• [TASK BRIEF]:
Return each line containing the string "SARMA".

• [Collected data entries]:
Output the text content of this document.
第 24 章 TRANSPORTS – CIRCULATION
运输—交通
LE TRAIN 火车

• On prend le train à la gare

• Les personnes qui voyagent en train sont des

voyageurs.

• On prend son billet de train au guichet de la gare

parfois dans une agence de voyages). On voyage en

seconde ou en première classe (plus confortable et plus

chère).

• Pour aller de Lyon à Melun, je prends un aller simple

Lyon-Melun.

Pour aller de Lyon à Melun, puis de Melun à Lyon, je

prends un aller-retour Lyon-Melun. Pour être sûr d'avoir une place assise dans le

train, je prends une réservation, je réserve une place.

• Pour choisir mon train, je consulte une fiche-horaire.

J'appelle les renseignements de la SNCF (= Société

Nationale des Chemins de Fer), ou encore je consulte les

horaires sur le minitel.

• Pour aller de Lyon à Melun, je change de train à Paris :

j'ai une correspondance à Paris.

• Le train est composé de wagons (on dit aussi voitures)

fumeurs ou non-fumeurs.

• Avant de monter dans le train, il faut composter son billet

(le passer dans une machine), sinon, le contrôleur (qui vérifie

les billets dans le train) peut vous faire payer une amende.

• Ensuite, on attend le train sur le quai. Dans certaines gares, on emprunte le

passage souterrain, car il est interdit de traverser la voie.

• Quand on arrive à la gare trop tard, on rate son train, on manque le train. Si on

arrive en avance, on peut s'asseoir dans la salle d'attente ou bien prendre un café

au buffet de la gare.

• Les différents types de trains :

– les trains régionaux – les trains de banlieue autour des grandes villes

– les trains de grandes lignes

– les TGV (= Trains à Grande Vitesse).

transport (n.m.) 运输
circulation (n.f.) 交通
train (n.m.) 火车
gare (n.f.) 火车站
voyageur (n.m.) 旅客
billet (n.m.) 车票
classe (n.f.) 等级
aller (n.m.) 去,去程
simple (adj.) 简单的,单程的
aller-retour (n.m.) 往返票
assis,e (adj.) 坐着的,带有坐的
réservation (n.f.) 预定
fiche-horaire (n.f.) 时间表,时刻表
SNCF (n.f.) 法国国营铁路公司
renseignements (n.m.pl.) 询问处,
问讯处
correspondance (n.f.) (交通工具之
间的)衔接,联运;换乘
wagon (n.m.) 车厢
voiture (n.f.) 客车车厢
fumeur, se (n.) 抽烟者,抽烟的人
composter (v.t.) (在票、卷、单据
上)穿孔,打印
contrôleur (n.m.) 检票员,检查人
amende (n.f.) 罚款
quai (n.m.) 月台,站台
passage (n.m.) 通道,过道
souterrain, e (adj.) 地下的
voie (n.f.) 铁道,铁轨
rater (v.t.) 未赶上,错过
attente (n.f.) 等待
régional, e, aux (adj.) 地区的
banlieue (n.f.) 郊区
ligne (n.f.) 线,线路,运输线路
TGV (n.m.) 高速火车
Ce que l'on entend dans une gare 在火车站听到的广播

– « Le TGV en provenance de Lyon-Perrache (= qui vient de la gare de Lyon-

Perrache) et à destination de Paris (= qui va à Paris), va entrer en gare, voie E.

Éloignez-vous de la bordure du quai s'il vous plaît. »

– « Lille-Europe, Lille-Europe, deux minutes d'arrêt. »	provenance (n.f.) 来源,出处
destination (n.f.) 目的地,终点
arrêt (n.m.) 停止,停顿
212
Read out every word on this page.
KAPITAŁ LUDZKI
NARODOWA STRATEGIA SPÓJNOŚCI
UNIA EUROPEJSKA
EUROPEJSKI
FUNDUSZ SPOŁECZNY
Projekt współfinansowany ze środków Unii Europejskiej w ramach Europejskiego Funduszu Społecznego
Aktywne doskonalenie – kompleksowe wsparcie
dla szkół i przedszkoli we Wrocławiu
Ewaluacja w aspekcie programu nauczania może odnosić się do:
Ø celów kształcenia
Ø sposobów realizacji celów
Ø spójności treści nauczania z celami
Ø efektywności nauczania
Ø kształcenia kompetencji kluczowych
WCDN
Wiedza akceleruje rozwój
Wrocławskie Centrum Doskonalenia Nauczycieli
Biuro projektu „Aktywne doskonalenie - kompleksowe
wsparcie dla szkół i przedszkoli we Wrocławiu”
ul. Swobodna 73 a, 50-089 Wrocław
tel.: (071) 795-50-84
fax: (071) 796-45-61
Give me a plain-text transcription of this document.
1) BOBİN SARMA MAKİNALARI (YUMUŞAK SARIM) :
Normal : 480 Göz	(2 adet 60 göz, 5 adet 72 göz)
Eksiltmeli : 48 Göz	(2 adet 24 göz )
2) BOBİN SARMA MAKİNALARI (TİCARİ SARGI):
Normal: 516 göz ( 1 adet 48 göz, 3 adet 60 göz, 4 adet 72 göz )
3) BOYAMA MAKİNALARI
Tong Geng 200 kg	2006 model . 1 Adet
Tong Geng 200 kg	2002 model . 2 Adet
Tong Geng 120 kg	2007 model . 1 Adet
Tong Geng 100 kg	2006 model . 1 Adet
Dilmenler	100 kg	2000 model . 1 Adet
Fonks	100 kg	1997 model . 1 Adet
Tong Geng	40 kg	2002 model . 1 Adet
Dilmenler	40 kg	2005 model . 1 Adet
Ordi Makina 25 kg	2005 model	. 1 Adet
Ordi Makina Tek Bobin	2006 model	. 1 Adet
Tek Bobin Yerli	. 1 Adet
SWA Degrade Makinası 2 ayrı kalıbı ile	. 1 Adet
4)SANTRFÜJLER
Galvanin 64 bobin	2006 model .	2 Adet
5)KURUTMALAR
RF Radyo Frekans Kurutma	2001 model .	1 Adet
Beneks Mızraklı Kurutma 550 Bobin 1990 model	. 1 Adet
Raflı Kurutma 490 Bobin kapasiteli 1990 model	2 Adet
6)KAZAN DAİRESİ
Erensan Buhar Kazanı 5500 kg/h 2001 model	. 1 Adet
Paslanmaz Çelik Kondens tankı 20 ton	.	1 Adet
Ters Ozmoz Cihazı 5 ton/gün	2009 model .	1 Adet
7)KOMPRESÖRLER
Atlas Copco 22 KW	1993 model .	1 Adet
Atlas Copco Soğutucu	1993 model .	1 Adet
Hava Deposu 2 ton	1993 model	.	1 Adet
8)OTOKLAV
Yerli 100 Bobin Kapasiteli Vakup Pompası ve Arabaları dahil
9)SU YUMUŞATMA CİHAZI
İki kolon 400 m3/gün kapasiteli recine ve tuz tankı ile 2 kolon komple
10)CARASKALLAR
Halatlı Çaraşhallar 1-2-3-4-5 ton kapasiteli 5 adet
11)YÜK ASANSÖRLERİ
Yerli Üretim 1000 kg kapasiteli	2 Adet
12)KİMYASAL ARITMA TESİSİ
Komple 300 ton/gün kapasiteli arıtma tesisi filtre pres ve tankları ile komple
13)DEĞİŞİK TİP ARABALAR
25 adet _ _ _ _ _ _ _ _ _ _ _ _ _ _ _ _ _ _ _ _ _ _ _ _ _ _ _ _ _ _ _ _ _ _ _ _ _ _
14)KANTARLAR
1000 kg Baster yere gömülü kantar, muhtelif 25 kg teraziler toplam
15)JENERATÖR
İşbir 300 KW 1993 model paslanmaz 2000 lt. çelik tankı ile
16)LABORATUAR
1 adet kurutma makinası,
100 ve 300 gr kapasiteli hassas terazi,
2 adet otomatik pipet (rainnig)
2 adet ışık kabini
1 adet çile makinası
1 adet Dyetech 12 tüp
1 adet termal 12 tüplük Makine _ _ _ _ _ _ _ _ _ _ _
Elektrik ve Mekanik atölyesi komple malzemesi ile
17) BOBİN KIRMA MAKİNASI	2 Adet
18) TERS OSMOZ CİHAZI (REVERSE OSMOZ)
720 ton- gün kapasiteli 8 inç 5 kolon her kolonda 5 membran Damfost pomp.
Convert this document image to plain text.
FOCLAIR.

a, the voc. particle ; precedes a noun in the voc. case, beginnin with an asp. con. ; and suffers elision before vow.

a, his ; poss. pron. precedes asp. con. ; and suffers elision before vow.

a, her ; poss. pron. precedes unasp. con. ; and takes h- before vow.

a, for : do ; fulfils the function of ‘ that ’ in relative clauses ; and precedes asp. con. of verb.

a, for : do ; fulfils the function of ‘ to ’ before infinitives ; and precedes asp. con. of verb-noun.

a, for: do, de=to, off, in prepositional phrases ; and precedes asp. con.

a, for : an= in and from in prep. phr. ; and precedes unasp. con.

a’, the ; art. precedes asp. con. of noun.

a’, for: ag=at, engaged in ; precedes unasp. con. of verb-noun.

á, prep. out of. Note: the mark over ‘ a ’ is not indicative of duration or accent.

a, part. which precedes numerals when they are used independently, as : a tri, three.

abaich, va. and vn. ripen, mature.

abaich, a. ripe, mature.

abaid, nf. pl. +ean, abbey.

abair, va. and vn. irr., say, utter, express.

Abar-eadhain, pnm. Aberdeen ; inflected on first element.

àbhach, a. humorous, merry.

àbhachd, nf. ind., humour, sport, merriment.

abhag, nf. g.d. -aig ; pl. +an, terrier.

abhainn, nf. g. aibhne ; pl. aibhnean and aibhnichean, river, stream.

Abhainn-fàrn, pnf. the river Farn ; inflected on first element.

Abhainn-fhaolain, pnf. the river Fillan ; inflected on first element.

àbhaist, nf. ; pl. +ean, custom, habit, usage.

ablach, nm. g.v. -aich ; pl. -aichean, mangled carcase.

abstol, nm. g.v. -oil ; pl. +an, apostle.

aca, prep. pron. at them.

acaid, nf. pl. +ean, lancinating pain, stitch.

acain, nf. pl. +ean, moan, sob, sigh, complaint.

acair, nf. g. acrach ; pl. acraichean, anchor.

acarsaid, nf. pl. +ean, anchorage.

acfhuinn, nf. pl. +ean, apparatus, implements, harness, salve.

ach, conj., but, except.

• [EXPECTED OUTPUT]:
1) BOBİN SARMA MAKİNALARI (YUMUŞAK SARIM) :
2) BOBİN SARMA MAKİNALARI (TİCARİ SARGI):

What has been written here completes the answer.